- Stated problem
Can you give all the records again without altering a single character?
────────────────────
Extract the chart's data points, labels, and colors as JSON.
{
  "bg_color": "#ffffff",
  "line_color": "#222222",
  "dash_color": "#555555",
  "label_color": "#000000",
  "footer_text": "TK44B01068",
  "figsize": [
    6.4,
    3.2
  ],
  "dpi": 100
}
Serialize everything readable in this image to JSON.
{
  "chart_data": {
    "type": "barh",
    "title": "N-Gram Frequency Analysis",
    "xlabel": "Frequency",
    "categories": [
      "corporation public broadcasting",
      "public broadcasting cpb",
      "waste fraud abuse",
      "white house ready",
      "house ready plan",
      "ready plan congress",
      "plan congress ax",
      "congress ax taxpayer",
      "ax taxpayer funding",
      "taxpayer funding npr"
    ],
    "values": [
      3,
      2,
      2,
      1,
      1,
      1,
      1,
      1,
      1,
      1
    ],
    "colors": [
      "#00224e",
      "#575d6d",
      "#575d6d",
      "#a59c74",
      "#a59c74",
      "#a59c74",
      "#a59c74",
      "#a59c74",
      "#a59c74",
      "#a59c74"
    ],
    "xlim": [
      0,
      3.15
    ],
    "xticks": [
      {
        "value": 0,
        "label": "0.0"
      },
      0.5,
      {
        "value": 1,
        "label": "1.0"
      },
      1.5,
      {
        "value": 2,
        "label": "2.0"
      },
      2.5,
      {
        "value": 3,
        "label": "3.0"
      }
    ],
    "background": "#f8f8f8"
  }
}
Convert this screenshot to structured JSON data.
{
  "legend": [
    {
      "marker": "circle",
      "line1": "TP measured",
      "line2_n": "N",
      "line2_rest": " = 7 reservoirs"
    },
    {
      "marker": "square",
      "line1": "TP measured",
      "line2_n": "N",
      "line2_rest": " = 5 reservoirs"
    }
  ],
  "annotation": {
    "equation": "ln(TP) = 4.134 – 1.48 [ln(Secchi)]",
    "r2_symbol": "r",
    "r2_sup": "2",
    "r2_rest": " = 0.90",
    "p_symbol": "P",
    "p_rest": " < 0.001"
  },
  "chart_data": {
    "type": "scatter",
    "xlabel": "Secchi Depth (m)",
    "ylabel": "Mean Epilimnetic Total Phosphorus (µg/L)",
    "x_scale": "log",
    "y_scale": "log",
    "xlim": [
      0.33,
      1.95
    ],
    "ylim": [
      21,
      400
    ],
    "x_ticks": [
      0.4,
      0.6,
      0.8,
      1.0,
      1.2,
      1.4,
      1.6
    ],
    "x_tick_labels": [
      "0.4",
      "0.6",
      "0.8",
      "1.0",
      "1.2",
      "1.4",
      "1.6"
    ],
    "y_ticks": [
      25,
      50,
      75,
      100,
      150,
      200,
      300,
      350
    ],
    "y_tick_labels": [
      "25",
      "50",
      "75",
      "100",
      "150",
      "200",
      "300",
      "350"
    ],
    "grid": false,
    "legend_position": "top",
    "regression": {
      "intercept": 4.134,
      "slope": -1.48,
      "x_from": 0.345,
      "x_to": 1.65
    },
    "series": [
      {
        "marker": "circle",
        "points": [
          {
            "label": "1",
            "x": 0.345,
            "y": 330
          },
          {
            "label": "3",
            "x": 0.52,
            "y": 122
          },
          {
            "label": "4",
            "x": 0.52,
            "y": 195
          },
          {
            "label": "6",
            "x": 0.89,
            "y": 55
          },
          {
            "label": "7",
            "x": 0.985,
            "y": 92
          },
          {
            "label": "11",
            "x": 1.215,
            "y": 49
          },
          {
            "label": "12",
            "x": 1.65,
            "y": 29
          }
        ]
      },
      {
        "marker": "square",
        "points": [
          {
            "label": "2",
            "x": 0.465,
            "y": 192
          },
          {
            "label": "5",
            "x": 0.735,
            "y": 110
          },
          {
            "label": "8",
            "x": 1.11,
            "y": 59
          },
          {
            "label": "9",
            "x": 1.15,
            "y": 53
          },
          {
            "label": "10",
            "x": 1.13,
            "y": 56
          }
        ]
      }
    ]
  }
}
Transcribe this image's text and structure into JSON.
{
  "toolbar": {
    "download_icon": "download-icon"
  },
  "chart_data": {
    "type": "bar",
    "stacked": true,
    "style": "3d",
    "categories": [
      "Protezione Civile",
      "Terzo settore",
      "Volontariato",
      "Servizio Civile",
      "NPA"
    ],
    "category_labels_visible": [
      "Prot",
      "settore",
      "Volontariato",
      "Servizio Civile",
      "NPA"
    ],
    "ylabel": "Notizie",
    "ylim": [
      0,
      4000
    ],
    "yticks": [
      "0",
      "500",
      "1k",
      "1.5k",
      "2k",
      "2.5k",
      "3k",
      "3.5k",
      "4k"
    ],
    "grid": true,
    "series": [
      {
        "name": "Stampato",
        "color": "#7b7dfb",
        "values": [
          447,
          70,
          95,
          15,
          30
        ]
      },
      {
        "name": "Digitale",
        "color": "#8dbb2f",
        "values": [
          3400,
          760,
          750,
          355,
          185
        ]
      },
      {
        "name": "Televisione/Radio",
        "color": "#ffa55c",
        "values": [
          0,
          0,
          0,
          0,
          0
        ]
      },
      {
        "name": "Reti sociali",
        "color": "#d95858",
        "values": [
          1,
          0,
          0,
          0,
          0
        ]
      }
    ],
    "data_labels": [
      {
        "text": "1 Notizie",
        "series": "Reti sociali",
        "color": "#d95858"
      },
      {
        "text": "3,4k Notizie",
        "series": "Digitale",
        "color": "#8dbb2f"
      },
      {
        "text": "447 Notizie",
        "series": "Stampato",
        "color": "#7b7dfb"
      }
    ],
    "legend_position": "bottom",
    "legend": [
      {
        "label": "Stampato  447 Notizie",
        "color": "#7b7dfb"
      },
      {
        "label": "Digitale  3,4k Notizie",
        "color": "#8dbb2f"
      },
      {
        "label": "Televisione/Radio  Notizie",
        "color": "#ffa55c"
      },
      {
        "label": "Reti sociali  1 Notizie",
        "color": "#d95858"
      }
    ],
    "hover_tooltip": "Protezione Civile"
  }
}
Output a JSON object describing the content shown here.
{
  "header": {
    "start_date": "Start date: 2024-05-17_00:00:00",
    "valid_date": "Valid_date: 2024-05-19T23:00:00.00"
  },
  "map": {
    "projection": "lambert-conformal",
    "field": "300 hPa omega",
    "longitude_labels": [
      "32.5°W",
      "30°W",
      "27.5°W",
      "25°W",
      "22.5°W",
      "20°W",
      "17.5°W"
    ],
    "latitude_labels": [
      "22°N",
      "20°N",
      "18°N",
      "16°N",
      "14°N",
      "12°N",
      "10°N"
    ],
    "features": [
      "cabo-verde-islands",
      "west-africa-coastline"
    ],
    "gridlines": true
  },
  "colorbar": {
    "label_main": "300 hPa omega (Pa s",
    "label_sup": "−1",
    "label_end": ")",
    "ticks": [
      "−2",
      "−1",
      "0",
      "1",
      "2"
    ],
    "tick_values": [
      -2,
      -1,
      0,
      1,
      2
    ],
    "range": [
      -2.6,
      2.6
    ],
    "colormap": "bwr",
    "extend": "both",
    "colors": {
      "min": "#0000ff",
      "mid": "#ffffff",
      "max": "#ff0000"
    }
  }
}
────────────────────
- Response
Extract the chart's data points, labels, and colors as JSON.
{
  "bg_color": "#ffffff",
  "line_color": "#222222",
  "dash_color": "#555555",
  "label_color": "#000000",
  "footer_text": "TK44B01068",
  "figsize": [
    6.4,
    3.2
  ],
  "dpi": 100
}
Serialize everything readable in this image to JSON.
{
  "chart_data": {
    "type": "barh",
    "title": "N-Gram Frequency Analysis",
    "xlabel": "Frequency",
    "categories": [
      "corporation public broadcasting",
      "public broadcasting cpb",
      "waste fraud abuse",
      "white house ready",
      "house ready plan",
      "ready plan congress",
      "plan congress ax",
      "congress ax taxpayer",
      "ax taxpayer funding",
      "taxpayer funding npr"
    ],
    "values": [
      3,
      2,
      2,
      1,
      1,
      1,
      1,
      1,
      1,
      1
    ],
    "colors": [
      "#00224e",
      "#575d6d",
      "#575d6d",
      "#a59c74",
      "#a59c74",
      "#a59c74",
      "#a59c74",
      "#a59c74",
      "#a59c74",
      "#a59c74"
    ],
    "xlim": [
      0,
      3.15
    ],
    "xticks": [
      {
        "value": 0,
        "label": "0.0"
      },
      0.5,
      {
        "value": 1,
        "label": "1.0"
      },
      1.5,
      {
        "value": 2,
        "label": "2.0"
      },
      2.5,
      {
        "value": 3,
        "label": "3.0"
      }
    ],
    "background": "#f8f8f8"
  }
}
Convert this screenshot to structured JSON data.
{
  "legend": [
    {
      "marker": "circle",
      "line1": "TP measured",
      "line2_n": "N",
      "line2_rest": " = 7 reservoirs"
    },
    {
      "marker": "square",
      "line1": "TP measured",
      "line2_n": "N",
      "line2_rest": " = 5 reservoirs"
    }
  ],
  "annotation": {
    "equation": "ln(TP) = 4.134 – 1.48 [ln(Secchi)]",
    "r2_symbol": "r",
    "r2_sup": "2",
    "r2_rest": " = 0.90",
    "p_symbol": "P",
    "p_rest": " < 0.001"
  },
  "chart_data": {
    "type": "scatter",
    "xlabel": "Secchi Depth (m)",
    "ylabel": "Mean Epilimnetic Total Phosphorus (µg/L)",
    "x_scale": "log",
    "y_scale": "log",
    "xlim": [
      0.33,
      1.95
    ],
    "ylim": [
      21,
      400
    ],
    "x_ticks": [
      0.4,
      0.6,
      0.8,
      1.0,
      1.2,
      1.4,
      1.6
    ],
    "x_tick_labels": [
      "0.4",
      "0.6",
      "0.8",
      "1.0",
      "1.2",
      "1.4",
      "1.6"
    ],
    "y_ticks": [
      25,
      50,
      75,
      100,
      150,
      200,
      300,
      350
    ],
    "y_tick_labels": [
      "25",
      "50",
      "75",
      "100",
      "150",
      "200",
      "300",
      "350"
    ],
    "grid": false,
    "legend_position": "top",
    "regression": {
      "intercept": 4.134,
      "slope": -1.48,
      "x_from": 0.345,
      "x_to": 1.65
    },
    "series": [
      {
        "marker": "circle",
        "points": [
          {
            "label": "1",
            "x": 0.345,
            "y": 330
          },
          {
            "label": "3",
            "x": 0.52,
            "y": 122
          },
          {
            "label": "4",
            "x": 0.52,
            "y": 195
          },
          {
            "label": "6",
            "x": 0.89,
            "y": 55
          },
          {
            "label": "7",
            "x": 0.985,
            "y": 92
          },
          {
            "label": "11",
            "x": 1.215,
            "y": 49
          },
          {
            "label": "12",
            "x": 1.65,
            "y": 29
          }
        ]
      },
      {
        "marker": "square",
        "points": [
          {
            "label": "2",
            "x": 0.465,
            "y": 192
          },
          {
            "label": "5",
            "x": 0.735,
            "y": 110
          },
          {
            "label": "8",
            "x": 1.11,
            "y": 59
          },
          {
            "label": "9",
            "x": 1.15,
            "y": 53
          },
          {
            "label": "10",
            "x": 1.13,
            "y": 56
          }
        ]
      }
    ]
  }
}
Transcribe this image's text and structure into JSON.
{
  "toolbar": {
    "download_icon": "download-icon"
  },
  "chart_data": {
    "type": "bar",
    "stacked": true,
    "style": "3d",
    "categories": [
      "Protezione Civile",
      "Terzo settore",
      "Volontariato",
      "Servizio Civile",
      "NPA"
    ],
    "category_labels_visible": [
      "Prot",
      "settore",
      "Volontariato",
      "Servizio Civile",
      "NPA"
    ],
    "ylabel": "Notizie",
    "ylim": [
      0,
      4000
    ],
    "yticks": [
      "0",
      "500",
      "1k",
      "1.5k",
      "2k",
      "2.5k",
      "3k",
      "3.5k",
      "4k"
    ],
    "grid": true,
    "series": [
      {
        "name": "Stampato",
        "color": "#7b7dfb",
        "values": [
          447,
          70,
          95,
          15,
          30
        ]
      },
      {
        "name": "Digitale",
        "color": "#8dbb2f",
        "values": [
          3400,
          760,
          750,
          355,
          185
        ]
      },
      {
        "name": "Televisione/Radio",
        "color": "#ffa55c",
        "values": [
          0,
          0,
          0,
          0,
          0
        ]
      },
      {
        "name": "Reti sociali",
        "color": "#d95858",
        "values": [
          1,
          0,
          0,
          0,
          0
        ]
      }
    ],
    "data_labels": [
      {
        "text": "1 Notizie",
        "series": "Reti sociali",
        "color": "#d95858"
      },
      {
        "text": "3,4k Notizie",
        "series": "Digitale",
        "color": "#8dbb2f"
      },
      {
        "text": "447 Notizie",
        "series": "Stampato",
        "color": "#7b7dfb"
      }
    ],
    "legend_position": "bottom",
    "legend": [
      {
        "label": "Stampato  447 Notizie",
        "color": "#7b7dfb"
      },
      {
        "label": "Digitale  3,4k Notizie",
        "color": "#8dbb2f"
      },
      {
        "label": "Televisione/Radio  Notizie",
        "color": "#ffa55c"
      },
      {
        "label": "Reti sociali  1 Notizie",
        "color": "#d95858"
      }
    ],
    "hover_tooltip": "Protezione Civile"
  }
}
Output a JSON object describing the content shown here.
{
  "header": {
    "start_date": "Start date: 2024-05-17_00:00:00",
    "valid_date": "Valid_date: 2024-05-19T23:00:00.00"
  },
  "map": {
    "projection": "lambert-conformal",
    "field": "300 hPa omega",
    "longitude_labels": [
      "32.5°W",
      "30°W",
      "27.5°W",
      "25°W",
      "22.5°W",
      "20°W",
      "17.5°W"
    ],
    "latitude_labels": [
      "22°N",
      "20°N",
      "18°N",
      "16°N",
      "14°N",
      "12°N",
      "10°N"
    ],
    "features": [
      "cabo-verde-islands",
      "west-africa-coastline"
    ],
    "gridlines": true
  },
  "colorbar": {
    "label_main": "300 hPa omega (Pa s",
    "label_sup": "−1",
    "label_end": ")",
    "ticks": [
      "−2",
      "−1",
      "0",
      "1",
      "2"
    ],
    "tick_values": [
      -2,
      -1,
      0,
      1,
      2
    ],
    "range": [
      -2.6,
      2.6
    ],
    "colormap": "bwr",
    "extend": "both",
    "colors": {
      "min": "#0000ff",
      "mid": "#ffffff",
      "max": "#ff0000"
    }
  }
}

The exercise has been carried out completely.